#### Passage:
Help with correct understanding results of classification
Serek91
New Altair Community Member
Hi, I have such table with results of classifications:
I have 4 algorithms. Classification was made for 16 different training sets:
- all => all 15 predictors were used
- 1-15 => each set contains 14 predictors and in each set one different type of predictor was removed
Example of set is in attachment.
Type of excluded predictor | column name in csv
1 - characters_number
2 - sentences_number
3 - words_number
4 - average_sentence_length
5 - average_sentence_words_number
6 - ratio_unique_words
7 - average_word_length
8 - ratio_word_length_[1-16]
9 - ratio_special_characters
10 - ratio_numbers
11 - ratio_punctuation_characters
12 - most_used_word_[1-4]
13 - ratio_letter_[a-z]
14 - ratio_questions;
15 - ratio_exclamations;
I have to samehow conclude why results for 1-15 for each algorithm
and each set are better/worse than results in column "ALL".
But I don't
have any idea why. I know that in most cases, when difference between column ALL and column [1-15] is very small (like < 1%) it is just a luck and randomness. But in cases when difference is higher, probably it is caused by something.
The most important thing - I don't know why for k-NN algorithm results are the same
for columns 9-15...
And good will be to know, why Naive Bayes is the best (54%) and k-NN is a bad algorithm for this task (20%).
Can someone help me with that?
Tagged:
0
Best Answer
-
Hi!
Some partial answers:
k-NN might maily learn from a single or few attributes only if you don't normalize the data. (It's comparing values of different attributes directly, so an attribute with a high scale (like 1000) will dominate attributes on small scales (like nominal attributes encoded as 0 or 1).) If this attribute is still in your data, the result will stay more or less the same.

Spatial annotation entries
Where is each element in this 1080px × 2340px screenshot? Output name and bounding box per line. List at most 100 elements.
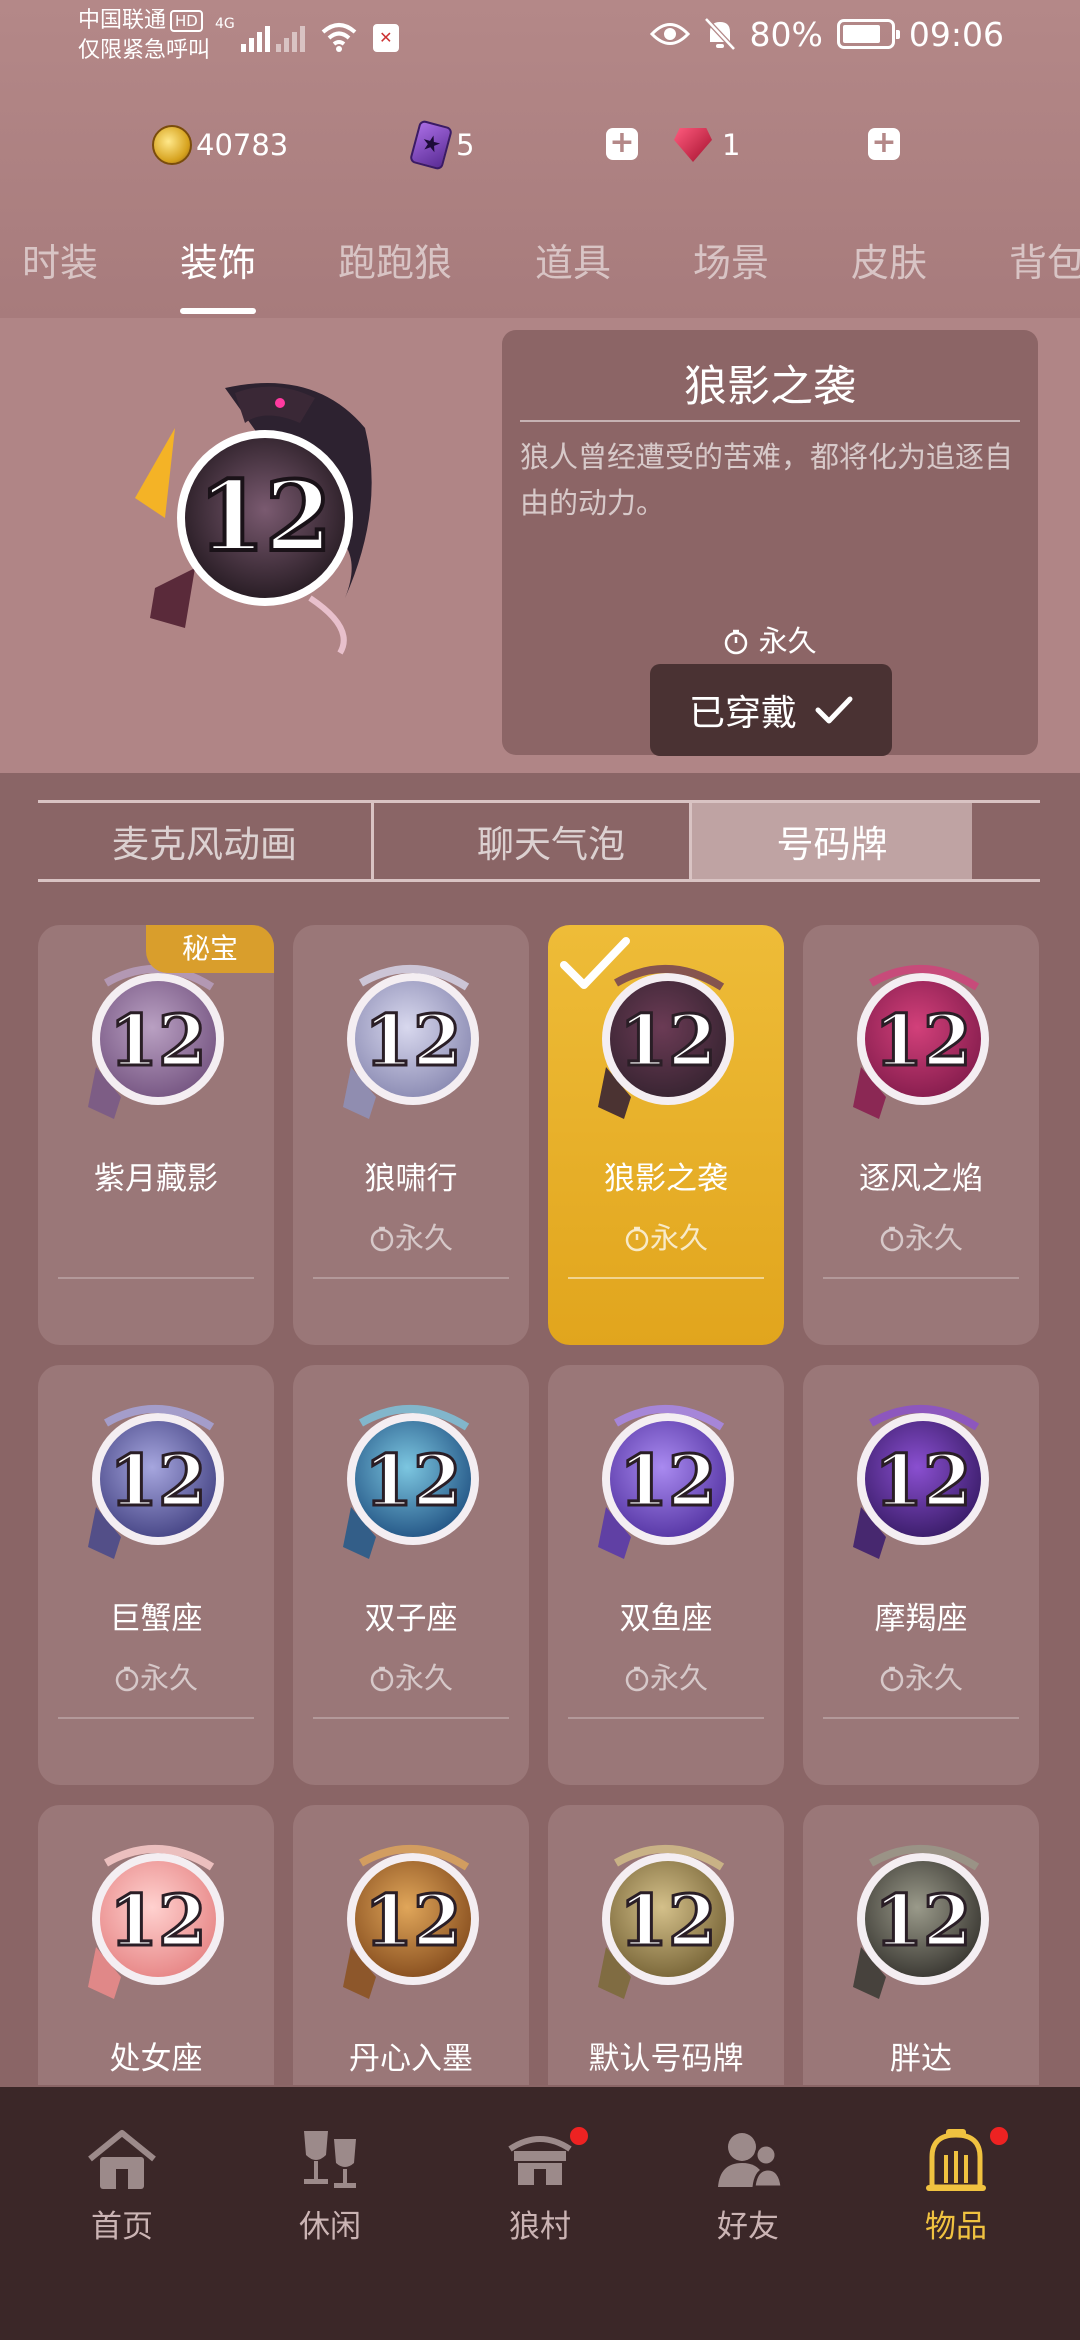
badge-number: 12 <box>109 999 206 1082</box>
number-plate-badge-image: 12 <box>343 1404 479 1559</box>
item-card[interactable]: 12 处女座 <box>38 1805 274 2085</box>
card-divider <box>823 1717 1019 1719</box>
preview-badge-number: 12 <box>198 460 332 573</box>
card-divider <box>58 1277 254 1279</box>
item-card[interactable]: 12 丹心入墨 <box>293 1805 529 2085</box>
nav-items[interactable]: 物品 <box>886 2125 1026 2255</box>
number-plate-badge-image: 12 <box>853 1844 989 1999</box>
subtab-mic-animation[interactable]: 麦克风动画 <box>38 803 371 879</box>
item-name: 摩羯座 <box>874 1601 968 1637</box>
tab-backpack[interactable]: 背包 <box>1009 232 1080 287</box>
timer-icon <box>370 1666 394 1692</box>
item-name: 双子座 <box>364 1601 458 1637</box>
number-plate-badge-image: 12 <box>853 1404 989 1559</box>
friends-icon <box>718 2133 784 2189</box>
item-duration: 永久 <box>293 1215 529 1257</box>
tab-scene[interactable]: 场景 <box>693 232 769 287</box>
item-card[interactable]: 12 胖达 <box>803 1805 1039 2085</box>
tab-decoration[interactable]: 装饰 <box>180 232 256 287</box>
add-card-button[interactable]: + <box>606 128 638 160</box>
nav-friends[interactable]: 好友 <box>678 2125 818 2255</box>
add-gem-button[interactable]: + <box>868 128 900 160</box>
item-card[interactable]: 12 双鱼座 永久 <box>548 1365 784 1785</box>
card-divider <box>568 1277 764 1279</box>
signal-strength-2-icon <box>275 26 305 52</box>
item-card[interactable]: 12 逐风之焰 永久 <box>803 925 1039 1345</box>
item-duration: 永久 <box>803 1215 1039 1257</box>
gem-count: 1 <box>722 128 741 162</box>
carrier-name: 中国联通 <box>78 8 167 33</box>
selected-check-icon <box>560 937 630 989</box>
badge-number: 12 <box>619 1879 716 1962</box>
item-card[interactable]: 12 狼啸行 永久 <box>293 925 529 1345</box>
badge-number: 12 <box>364 1879 461 1962</box>
card-count: 5 <box>456 128 475 162</box>
badge-number: 12 <box>874 999 971 1082</box>
title-divider <box>520 420 1020 422</box>
item-name: 双鱼座 <box>619 1601 713 1637</box>
item-duration-text: 永久 <box>139 1661 198 1695</box>
items-notification-dot <box>988 2125 1010 2147</box>
timer-icon <box>370 1226 394 1252</box>
badge-number: 12 <box>874 1439 971 1522</box>
gem-balance: 1 <box>674 120 740 170</box>
tab-fashion[interactable]: 时装 <box>22 232 98 287</box>
number-plate-badge-image: 12 <box>853 964 989 1119</box>
number-plate-badge-image: 12 <box>88 1404 224 1559</box>
badge-number: 12 <box>109 1439 206 1522</box>
nav-home[interactable]: 首页 <box>52 2125 192 2255</box>
card-divider <box>823 1277 1019 1279</box>
card-divider <box>313 1717 509 1719</box>
tab-running-wolf[interactable]: 跑跑狼 <box>338 232 452 287</box>
category-tabs: 时装 装饰 跑跑狼 道具 场景 皮肤 背包 <box>0 232 1080 314</box>
badge-number: 12 <box>874 1879 971 1962</box>
badge-number: 12 <box>109 1879 206 1962</box>
nav-leisure[interactable]: 休闲 <box>260 2125 400 2255</box>
gem-icon <box>674 128 712 162</box>
nav-village-label: 狼村 <box>509 2209 571 2245</box>
item-name: 狼影之袭 <box>604 1161 728 1197</box>
badge-number: 12 <box>364 999 461 1082</box>
item-card[interactable]: 12 巨蟹座永久 <box>38 1365 274 1785</box>
preview-badge-image: 12 <box>135 383 372 655</box>
number-plate-badge-image: 12 <box>343 964 479 1119</box>
status-bar: 中国联通 HD 仅限紧急呼叫 4G ✕ 80% 09:06 <box>0 0 1080 75</box>
village-notification-dot <box>568 2125 590 2147</box>
item-name: 默认号码牌 <box>588 2041 744 2077</box>
item-card[interactable]: 12 秘宝紫月藏影 <box>38 925 274 1345</box>
item-name: 巨蟹座 <box>109 1601 203 1637</box>
signal-icons: 4G ✕ <box>215 16 399 52</box>
tab-skin[interactable]: 皮肤 <box>851 232 927 287</box>
checkmark-icon <box>815 696 853 724</box>
item-duration: 永久 <box>293 1655 529 1697</box>
item-info-panel: 狼影之袭 狼人曾经遭受的苦难，都将化为追逐自由的动力。 永久 已穿戴 <box>502 330 1038 756</box>
number-plate-badge-image: 12 <box>343 1844 479 1999</box>
item-card[interactable]: 12 双子座永久 <box>293 1365 529 1785</box>
sub-tabs: 麦克风动画 聊天气泡 号码牌 <box>38 800 1040 882</box>
item-card[interactable]: 12 狼影之袭 永久 <box>548 925 784 1345</box>
item-card[interactable]: 12 摩羯座 永久 <box>803 1365 1039 1785</box>
nav-village[interactable]: 狼村 <box>470 2125 610 2255</box>
item-card[interactable]: 12 默认号码牌 <box>548 1805 784 2085</box>
worn-button[interactable]: 已穿戴 <box>650 664 892 756</box>
item-preview: 12 狼影之袭 狼人曾经遭受的苦难，都将化为追逐自由的动力。 永久 已穿戴 <box>0 318 1080 773</box>
battery-icon <box>836 19 900 49</box>
timer-icon <box>725 629 748 655</box>
number-plate-badge-image: 12 <box>598 1404 734 1559</box>
timer-icon <box>115 1666 139 1692</box>
secret-treasure-tag: 秘宝 <box>146 925 274 973</box>
battery-percent: 80% <box>749 14 823 54</box>
subtab-chat-bubble[interactable]: 聊天气泡 <box>374 803 728 879</box>
clock: 09:06 <box>908 14 1004 54</box>
subtab-number-plate[interactable]: 号码牌 <box>692 803 972 879</box>
timer-icon <box>880 1666 904 1692</box>
worn-button-label: 已穿戴 <box>688 693 797 734</box>
home-icon <box>88 2130 156 2189</box>
item-duration: 永久 <box>502 618 1038 660</box>
carrier-info: 中国联通 HD 仅限紧急呼叫 <box>78 6 210 66</box>
items-icon <box>926 2129 986 2191</box>
item-duration-text: 永久 <box>649 1221 708 1255</box>
network-type: 4G <box>215 16 235 32</box>
tab-props[interactable]: 道具 <box>535 232 611 287</box>
item-name: 紫月藏影 <box>94 1161 218 1197</box>
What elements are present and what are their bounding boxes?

#### Aim:
Could you pick up the forum thread on classification results after its last sentence and carry it on from there?

#### Reply to the exercise:
Naive Bayes is frequently a good algorithm without tuning. On the other hand, there's not a lot to tune, so it's seldom the best.
If you try different pruning settings in the decision tree, you might even get a better result. You can use a building block to do it:
https://community.rapidminer.com/discussion/33910/optimize-decision-tree-and-optimize-svm
Regards,
Balázs1
Answers
-
Hi!
Some partial answers:
k-NN might maily learn from a single or few attributes only if you don't normalize the data. (It's comparing values of different attributes directly, so an attribute with a high scale (like 1000) will dominate attributes on small scales (like nominal attributes encoded as 0 or 1).) If this attribute is still in your data, the result will stay more or less the same.
Naive Bayes is frequently a good algorithm without tuning. On the other hand, there's not a lot to tune, so it's seldom the best.
If you try different pruning settings in the decision tree, you might even get a better result. You can use a building block to do it:
https://community.rapidminer.com/discussion/33910/optimize-decision-tree-and-optimize-svm
Regards,
Balázs1 -
Hello @Serek91
There is a concept in machine learning known as the interaction effect. When you analyze your predictors/features, it is not just the independent features that have an impact on algorithm learning but also due to the interaction effect. For example, let's think there are two features A and B, Now if you run your machine learning model on only A and only B then you might get average performance. If you run the algorithm on A & B in combination, you might get a good result or a really worse result, this means that A and B acted independently in a different way compared to the both A and B when combined given to an algorithm.
This is one reason to check your features using feature selection methods like forward selection or backward elimination. You can also use automatic feature engineering to check this. In your method you tried adding one feature after the other, but what if feature 3 and feature 6 works better in combination than having 1,2,3,4,5,6. This is one important reason we use feature selection. The interaction effect plays major role in traditional algorithms.
Also, did you tune the hyperparameters of these algorithms? For example, in KNN, how did you choose K value? There is an elbow technique that can be used to determine good K-Value. As @BalazsBarany mentioned, it is also important to check the hyperparameters of decision trees, like criterion, pruning (pre and post).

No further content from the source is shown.